[Layout element annotations]
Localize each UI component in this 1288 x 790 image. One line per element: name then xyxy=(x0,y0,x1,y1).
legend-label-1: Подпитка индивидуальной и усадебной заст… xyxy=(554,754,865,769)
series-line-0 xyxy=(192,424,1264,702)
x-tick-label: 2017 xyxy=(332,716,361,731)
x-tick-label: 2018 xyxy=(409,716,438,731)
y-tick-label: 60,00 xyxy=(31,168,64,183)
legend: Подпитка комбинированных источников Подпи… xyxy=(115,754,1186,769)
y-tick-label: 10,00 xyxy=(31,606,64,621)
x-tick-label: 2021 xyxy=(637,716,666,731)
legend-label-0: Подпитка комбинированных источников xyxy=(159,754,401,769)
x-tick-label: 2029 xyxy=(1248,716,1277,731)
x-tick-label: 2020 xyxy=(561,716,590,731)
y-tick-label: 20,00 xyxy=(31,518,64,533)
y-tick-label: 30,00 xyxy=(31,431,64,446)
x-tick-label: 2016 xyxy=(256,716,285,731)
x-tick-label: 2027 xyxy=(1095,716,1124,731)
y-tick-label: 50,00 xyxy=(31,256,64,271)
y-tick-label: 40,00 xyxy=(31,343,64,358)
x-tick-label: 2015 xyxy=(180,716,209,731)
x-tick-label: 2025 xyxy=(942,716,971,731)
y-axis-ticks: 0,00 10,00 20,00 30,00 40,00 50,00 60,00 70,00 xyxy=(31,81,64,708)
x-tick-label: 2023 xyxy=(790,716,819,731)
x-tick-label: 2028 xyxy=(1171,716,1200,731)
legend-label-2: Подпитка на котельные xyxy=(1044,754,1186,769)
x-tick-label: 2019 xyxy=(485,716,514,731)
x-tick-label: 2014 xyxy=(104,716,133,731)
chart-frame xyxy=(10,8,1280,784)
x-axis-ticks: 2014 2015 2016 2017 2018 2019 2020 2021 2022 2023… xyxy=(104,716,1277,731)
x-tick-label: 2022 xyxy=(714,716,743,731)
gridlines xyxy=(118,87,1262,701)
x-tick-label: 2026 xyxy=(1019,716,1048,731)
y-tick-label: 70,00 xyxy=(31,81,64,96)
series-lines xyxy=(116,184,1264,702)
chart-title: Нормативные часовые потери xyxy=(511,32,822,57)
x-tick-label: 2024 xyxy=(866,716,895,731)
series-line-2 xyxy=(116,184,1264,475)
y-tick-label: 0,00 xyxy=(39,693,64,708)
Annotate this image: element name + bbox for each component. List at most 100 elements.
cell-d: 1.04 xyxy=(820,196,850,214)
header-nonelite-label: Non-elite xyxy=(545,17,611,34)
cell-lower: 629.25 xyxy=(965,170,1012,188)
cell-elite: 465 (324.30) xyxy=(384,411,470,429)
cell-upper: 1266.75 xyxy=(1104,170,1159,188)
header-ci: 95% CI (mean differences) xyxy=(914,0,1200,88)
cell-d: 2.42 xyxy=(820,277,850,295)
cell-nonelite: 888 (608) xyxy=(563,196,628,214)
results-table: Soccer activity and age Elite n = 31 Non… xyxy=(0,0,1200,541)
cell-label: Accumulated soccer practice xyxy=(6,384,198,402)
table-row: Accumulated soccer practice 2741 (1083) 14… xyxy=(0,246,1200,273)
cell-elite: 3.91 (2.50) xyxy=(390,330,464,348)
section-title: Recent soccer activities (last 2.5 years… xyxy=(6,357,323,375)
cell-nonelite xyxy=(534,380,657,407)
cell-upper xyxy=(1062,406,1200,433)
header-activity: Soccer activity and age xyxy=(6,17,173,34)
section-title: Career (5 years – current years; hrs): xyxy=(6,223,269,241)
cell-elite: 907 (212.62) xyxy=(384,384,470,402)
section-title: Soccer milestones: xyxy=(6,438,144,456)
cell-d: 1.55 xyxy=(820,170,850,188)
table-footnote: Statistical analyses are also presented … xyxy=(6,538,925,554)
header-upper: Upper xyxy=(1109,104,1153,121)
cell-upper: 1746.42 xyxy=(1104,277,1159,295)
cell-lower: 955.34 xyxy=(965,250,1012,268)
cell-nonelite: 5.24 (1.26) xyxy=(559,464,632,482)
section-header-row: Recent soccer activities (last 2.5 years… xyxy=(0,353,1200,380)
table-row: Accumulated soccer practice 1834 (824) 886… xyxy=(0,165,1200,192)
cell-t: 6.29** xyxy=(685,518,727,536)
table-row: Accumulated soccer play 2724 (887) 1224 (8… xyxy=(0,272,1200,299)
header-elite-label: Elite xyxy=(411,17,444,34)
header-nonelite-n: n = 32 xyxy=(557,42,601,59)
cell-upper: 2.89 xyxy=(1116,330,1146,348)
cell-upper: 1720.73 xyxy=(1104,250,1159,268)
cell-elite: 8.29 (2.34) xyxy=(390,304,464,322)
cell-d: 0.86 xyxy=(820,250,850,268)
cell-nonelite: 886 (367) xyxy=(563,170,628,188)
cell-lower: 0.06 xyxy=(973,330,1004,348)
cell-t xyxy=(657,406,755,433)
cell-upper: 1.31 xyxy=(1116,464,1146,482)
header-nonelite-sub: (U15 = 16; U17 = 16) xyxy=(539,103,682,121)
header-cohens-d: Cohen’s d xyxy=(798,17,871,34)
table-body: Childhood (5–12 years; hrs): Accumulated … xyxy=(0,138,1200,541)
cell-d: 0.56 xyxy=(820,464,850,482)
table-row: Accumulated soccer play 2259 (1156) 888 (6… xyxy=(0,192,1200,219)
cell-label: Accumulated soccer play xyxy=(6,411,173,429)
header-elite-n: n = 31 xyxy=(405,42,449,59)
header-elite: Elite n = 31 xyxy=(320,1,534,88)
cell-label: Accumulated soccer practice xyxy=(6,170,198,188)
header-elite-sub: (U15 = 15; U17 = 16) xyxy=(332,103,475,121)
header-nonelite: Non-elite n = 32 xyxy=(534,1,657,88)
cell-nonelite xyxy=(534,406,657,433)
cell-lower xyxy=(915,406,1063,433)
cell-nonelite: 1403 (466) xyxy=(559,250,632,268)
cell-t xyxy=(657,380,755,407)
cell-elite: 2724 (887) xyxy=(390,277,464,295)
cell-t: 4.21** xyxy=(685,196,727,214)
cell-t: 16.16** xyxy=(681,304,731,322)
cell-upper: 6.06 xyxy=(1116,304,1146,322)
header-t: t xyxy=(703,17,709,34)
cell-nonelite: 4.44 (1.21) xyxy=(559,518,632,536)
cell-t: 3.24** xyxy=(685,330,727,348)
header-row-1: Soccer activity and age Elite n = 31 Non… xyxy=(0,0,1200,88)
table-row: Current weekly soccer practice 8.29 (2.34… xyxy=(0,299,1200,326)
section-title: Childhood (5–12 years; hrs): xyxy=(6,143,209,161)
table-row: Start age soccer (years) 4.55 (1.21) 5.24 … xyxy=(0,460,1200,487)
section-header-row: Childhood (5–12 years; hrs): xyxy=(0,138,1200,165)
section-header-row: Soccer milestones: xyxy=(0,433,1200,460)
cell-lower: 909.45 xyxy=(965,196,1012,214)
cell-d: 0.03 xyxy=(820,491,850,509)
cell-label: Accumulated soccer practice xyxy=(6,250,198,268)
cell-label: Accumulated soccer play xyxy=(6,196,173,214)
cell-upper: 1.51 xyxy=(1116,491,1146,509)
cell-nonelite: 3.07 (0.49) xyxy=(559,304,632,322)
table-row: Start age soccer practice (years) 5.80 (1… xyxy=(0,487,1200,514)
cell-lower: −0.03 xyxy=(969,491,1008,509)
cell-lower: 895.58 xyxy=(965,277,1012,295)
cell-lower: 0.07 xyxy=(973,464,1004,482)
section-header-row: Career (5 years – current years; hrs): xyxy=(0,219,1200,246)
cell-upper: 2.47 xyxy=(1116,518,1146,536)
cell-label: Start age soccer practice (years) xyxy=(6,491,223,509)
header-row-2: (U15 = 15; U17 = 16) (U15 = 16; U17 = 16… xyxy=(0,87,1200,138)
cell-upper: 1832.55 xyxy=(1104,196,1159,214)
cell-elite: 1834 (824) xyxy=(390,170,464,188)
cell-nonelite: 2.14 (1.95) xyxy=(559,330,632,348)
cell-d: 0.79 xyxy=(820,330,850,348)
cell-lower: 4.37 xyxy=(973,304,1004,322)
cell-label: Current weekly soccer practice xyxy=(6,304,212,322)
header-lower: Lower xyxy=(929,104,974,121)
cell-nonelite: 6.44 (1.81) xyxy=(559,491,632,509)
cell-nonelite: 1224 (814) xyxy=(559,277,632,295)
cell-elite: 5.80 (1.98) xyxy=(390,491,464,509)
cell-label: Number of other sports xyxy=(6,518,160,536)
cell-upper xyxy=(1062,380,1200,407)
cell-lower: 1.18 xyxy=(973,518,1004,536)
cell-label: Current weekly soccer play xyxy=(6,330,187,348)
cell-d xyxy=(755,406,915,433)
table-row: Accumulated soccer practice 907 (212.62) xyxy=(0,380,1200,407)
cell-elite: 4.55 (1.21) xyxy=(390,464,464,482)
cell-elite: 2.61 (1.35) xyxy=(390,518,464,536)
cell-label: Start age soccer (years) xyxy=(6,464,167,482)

**Short problem:** Copy out the lines of the listing from its start through the line containing "x-tick-label: 2020 xyxy=(561,716,590,731)", both ends included, with no changes.

**Expected answer:**
Localize each UI component in this 1288 x 790 image. One line per element: name then xyxy=(x0,y0,x1,y1).
legend-label-1: Подпитка индивидуальной и усадебной заст… xyxy=(554,754,865,769)
series-line-0 xyxy=(192,424,1264,702)
x-tick-label: 2017 xyxy=(332,716,361,731)
x-tick-label: 2018 xyxy=(409,716,438,731)
y-tick-label: 60,00 xyxy=(31,168,64,183)
legend: Подпитка комбинированных источников Подпи… xyxy=(115,754,1186,769)
y-tick-label: 10,00 xyxy=(31,606,64,621)
x-tick-label: 2021 xyxy=(637,716,666,731)
legend-label-0: Подпитка комбинированных источников xyxy=(159,754,401,769)
x-tick-label: 2029 xyxy=(1248,716,1277,731)
x-tick-label: 2020 xyxy=(561,716,590,731)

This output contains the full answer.